• Task to complete:
Below are some records. Pull every line that contains the word "operative".

[Stored items]

++++

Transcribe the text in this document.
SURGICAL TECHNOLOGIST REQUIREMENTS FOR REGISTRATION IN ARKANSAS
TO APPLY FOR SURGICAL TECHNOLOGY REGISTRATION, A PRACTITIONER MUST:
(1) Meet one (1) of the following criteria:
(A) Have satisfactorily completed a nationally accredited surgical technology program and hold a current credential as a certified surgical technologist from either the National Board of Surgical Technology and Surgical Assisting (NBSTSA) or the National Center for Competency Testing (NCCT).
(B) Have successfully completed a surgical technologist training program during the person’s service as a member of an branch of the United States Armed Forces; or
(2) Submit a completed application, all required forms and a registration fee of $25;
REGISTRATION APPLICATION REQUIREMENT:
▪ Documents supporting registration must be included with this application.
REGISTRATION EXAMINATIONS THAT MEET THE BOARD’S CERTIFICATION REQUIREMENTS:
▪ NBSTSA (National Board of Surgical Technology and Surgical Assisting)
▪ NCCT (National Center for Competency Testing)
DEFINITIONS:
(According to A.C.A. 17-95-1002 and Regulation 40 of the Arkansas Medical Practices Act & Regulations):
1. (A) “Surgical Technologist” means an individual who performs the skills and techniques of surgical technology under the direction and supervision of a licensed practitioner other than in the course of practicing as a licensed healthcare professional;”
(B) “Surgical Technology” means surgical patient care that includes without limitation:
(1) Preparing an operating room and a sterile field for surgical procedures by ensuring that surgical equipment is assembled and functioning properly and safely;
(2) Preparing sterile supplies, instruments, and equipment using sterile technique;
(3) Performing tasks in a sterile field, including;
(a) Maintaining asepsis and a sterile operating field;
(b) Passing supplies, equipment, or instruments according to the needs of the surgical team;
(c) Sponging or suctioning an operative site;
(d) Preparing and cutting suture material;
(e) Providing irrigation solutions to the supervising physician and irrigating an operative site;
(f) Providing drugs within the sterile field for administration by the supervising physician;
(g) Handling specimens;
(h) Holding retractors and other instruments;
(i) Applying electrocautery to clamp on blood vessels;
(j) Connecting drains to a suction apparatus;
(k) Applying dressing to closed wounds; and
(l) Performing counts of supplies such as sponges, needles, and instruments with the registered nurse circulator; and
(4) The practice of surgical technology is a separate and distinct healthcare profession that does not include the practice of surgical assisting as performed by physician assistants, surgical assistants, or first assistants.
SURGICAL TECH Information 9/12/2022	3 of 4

++++

• The result:
(c) Sponging or suctioning an operative site;
(e) Providing irrigation solutions to the supervising physician and irrigating an operative site;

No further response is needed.